# Exercise brief
Write down every entry below once more, exactly.
_ _ _ _ _
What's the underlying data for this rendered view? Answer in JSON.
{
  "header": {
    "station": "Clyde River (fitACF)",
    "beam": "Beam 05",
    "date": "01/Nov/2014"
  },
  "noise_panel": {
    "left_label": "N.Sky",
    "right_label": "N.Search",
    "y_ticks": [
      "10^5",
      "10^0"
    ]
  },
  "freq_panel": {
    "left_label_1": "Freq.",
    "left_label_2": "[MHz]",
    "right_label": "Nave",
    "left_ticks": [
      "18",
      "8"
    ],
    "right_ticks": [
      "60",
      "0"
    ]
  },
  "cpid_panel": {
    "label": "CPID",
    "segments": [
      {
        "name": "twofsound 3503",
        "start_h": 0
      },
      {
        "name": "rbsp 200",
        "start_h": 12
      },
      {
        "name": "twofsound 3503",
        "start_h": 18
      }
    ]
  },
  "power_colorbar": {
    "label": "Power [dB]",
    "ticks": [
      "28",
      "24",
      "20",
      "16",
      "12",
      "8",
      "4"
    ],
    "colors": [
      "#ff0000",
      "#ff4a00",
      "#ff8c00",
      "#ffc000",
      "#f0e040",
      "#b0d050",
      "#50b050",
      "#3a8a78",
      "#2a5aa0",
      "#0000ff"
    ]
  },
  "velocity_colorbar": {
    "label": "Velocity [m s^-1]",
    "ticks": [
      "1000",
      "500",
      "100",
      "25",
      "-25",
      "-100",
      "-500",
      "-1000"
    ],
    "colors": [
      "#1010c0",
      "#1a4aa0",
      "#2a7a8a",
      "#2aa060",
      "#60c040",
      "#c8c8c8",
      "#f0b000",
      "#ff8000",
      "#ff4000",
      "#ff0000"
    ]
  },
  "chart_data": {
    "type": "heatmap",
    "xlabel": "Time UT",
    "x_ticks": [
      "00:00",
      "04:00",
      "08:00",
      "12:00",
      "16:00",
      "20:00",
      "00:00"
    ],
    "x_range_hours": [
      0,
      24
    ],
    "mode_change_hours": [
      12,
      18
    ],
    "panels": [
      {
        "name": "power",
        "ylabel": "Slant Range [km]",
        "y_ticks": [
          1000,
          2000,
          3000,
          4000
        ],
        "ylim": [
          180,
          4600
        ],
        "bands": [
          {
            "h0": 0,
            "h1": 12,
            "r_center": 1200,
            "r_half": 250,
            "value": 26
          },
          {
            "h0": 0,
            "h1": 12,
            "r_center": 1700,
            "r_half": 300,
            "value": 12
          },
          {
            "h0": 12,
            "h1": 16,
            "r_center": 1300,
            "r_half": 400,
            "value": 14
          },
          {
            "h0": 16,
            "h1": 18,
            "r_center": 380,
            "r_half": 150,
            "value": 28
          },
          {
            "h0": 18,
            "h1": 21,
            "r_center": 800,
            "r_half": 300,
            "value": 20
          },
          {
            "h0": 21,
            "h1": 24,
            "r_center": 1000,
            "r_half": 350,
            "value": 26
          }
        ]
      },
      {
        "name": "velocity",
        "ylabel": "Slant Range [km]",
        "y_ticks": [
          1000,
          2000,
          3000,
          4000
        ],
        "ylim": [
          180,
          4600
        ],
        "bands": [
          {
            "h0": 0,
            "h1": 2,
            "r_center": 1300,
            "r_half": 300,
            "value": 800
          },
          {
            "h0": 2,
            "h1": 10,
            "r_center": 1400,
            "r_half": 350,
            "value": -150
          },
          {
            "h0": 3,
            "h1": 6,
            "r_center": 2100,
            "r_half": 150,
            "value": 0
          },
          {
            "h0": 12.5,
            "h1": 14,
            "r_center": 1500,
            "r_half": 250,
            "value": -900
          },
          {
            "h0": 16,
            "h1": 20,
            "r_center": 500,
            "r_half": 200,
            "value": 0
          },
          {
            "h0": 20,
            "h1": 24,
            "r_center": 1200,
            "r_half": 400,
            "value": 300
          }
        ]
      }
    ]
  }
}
_ _ _ _ _
# Correct result
What's the underlying data for this rendered view? Answer in JSON.
{
  "header": {
    "station": "Clyde River (fitACF)",
    "beam": "Beam 05",
    "date": "01/Nov/2014"
  },
  "noise_panel": {
    "left_label": "N.Sky",
    "right_label": "N.Search",
    "y_ticks": [
      "10^5",
      "10^0"
    ]
  },
  "freq_panel": {
    "left_label_1": "Freq.",
    "left_label_2": "[MHz]",
    "right_label": "Nave",
    "left_ticks": [
      "18",
      "8"
    ],
    "right_ticks": [
      "60",
      "0"
    ]
  },
  "cpid_panel": {
    "label": "CPID",
    "segments": [
      {
        "name": "twofsound 3503",
        "start_h": 0
      },
      {
        "name": "rbsp 200",
        "start_h": 12
      },
      {
        "name": "twofsound 3503",
        "start_h": 18
      }
    ]
  },
  "power_colorbar": {
    "label": "Power [dB]",
    "ticks": [
      "28",
      "24",
      "20",
      "16",
      "12",
      "8",
      "4"
    ],
    "colors": [
      "#ff0000",
      "#ff4a00",
      "#ff8c00",
      "#ffc000",
      "#f0e040",
      "#b0d050",
      "#50b050",
      "#3a8a78",
      "#2a5aa0",
      "#0000ff"
    ]
  },
  "velocity_colorbar": {
    "label": "Velocity [m s^-1]",
    "ticks": [
      "1000",
      "500",
      "100",
      "25",
      "-25",
      "-100",
      "-500",
      "-1000"
    ],
    "colors": [
      "#1010c0",
      "#1a4aa0",
      "#2a7a8a",
      "#2aa060",
      "#60c040",
      "#c8c8c8",
      "#f0b000",
      "#ff8000",
      "#ff4000",
      "#ff0000"
    ]
  },
  "chart_data": {
    "type": "heatmap",
    "xlabel": "Time UT",
    "x_ticks": [
      "00:00",
      "04:00",
      "08:00",
      "12:00",
      "16:00",
      "20:00",
      "00:00"
    ],
    "x_range_hours": [
      0,
      24
    ],
    "mode_change_hours": [
      12,
      18
    ],
    "panels": [
      {
        "name": "power",
        "ylabel": "Slant Range [km]",
        "y_ticks": [
          1000,
          2000,
          3000,
          4000
        ],
        "ylim": [
          180,
          4600
        ],
        "bands": [
          {
            "h0": 0,
            "h1": 12,
            "r_center": 1200,
            "r_half": 250,
            "value": 26
          },
          {
            "h0": 0,
            "h1": 12,
            "r_center": 1700,
            "r_half": 300,
            "value": 12
          },
          {
            "h0": 12,
            "h1": 16,
            "r_center": 1300,
            "r_half": 400,
            "value": 14
          },
          {
            "h0": 16,
            "h1": 18,
            "r_center": 380,
            "r_half": 150,
            "value": 28
          },
          {
            "h0": 18,
            "h1": 21,
            "r_center": 800,
            "r_half": 300,
            "value": 20
          },
          {
            "h0": 21,
            "h1": 24,
            "r_center": 1000,
            "r_half": 350,
            "value": 26
          }
        ]
      },
      {
        "name": "velocity",
        "ylabel": "Slant Range [km]",
        "y_ticks": [
          1000,
          2000,
          3000,
          4000
        ],
        "ylim": [
          180,
          4600
        ],
        "bands": [
          {
            "h0": 0,
            "h1": 2,
            "r_center": 1300,
            "r_half": 300,
            "value": 800
          },
          {
            "h0": 2,
            "h1": 10,
            "r_center": 1400,
            "r_half": 350,
            "value": -150
          },
          {
            "h0": 3,
            "h1": 6,
            "r_center": 2100,
            "r_half": 150,
            "value": 0
          },
          {
            "h0": 12.5,
            "h1": 14,
            "r_center": 1500,
            "r_half": 250,
            "value": -900
          },
          {
            "h0": 16,
            "h1": 20,
            "r_center": 500,
            "r_half": 200,
            "value": 0
          },
          {
            "h0": 20,
            "h1": 24,
            "r_center": 1200,
            "r_half": 400,
            "value": 300
          }
        ]
      }
    ]
  }
}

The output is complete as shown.